Dataset items
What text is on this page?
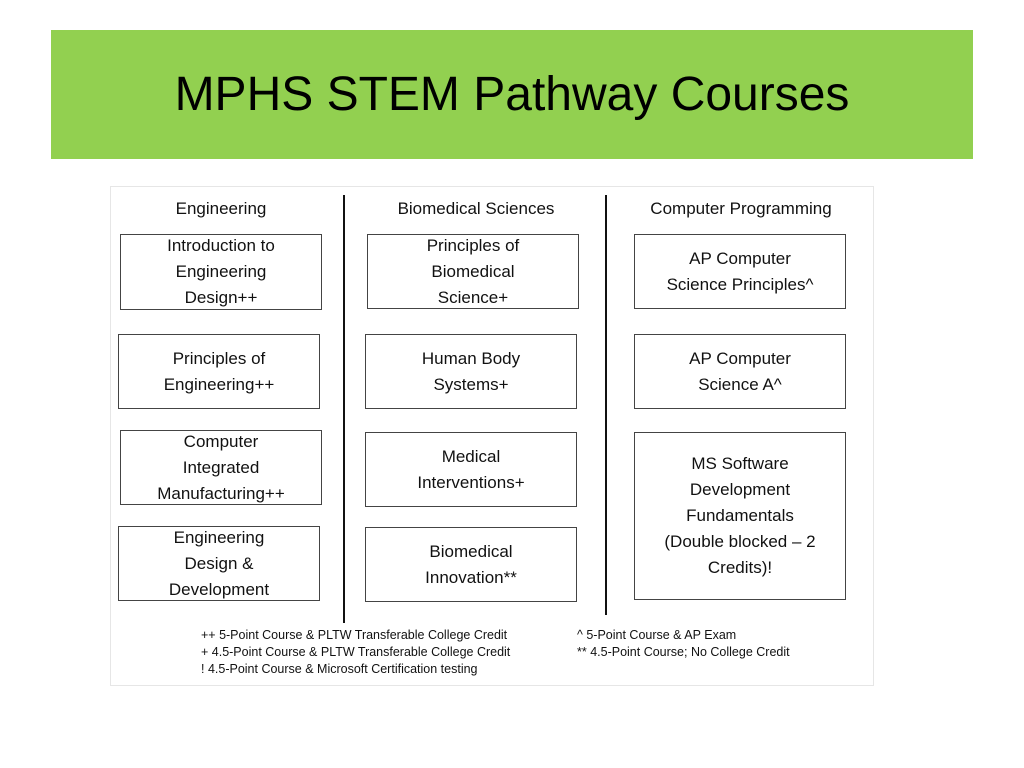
MPHS STEM Pathway Courses
Engineering
Introduction to
Engineering
Design++
Principles of
Engineering++
Computer
Integrated
Manufacturing++
Engineering
Design &
Development
Biomedical Sciences
Principles of
Biomedical
Science+
Human Body
Systems+
Medical
Interventions+
Biomedical
Innovation**
Computer Programming
AP Computer
Science Principles^
AP Computer
Science A^
MS Software
Development
Fundamentals
(Double blocked – 2
Credits)!
++ 5-Point Course & PLTW Transferable College Credit
+ 4.5-Point Course & PLTW Transferable College Credit
! 4.5-Point Course & Microsoft Certification testing
^ 5-Point Course & AP Exam
** 4.5-Point Course; No College Credit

__SET PROBLEM__: Write out each line of the data exactly; the images should be left out.

__THE RESPONSE__:
What text is on this page?
MPHS STEM Pathway Courses
Engineering
Introduction to
Engineering
Design++
Principles of
Engineering++
Computer
Integrated
Manufacturing++
Engineering
Design &
Development
Biomedical Sciences
Principles of
Biomedical
Science+
Human Body
Systems+
Medical
Interventions+
Biomedical
Innovation**
Computer Programming
AP Computer
Science Principles^
AP Computer
Science A^
MS Software
Development
Fundamentals
(Double blocked – 2
Credits)!
++ 5-Point Course & PLTW Transferable College Credit
+ 4.5-Point Course & PLTW Transferable College Credit
! 4.5-Point Course & Microsoft Certification testing
^ 5-Point Course & AP Exam
** 4.5-Point Course; No College Credit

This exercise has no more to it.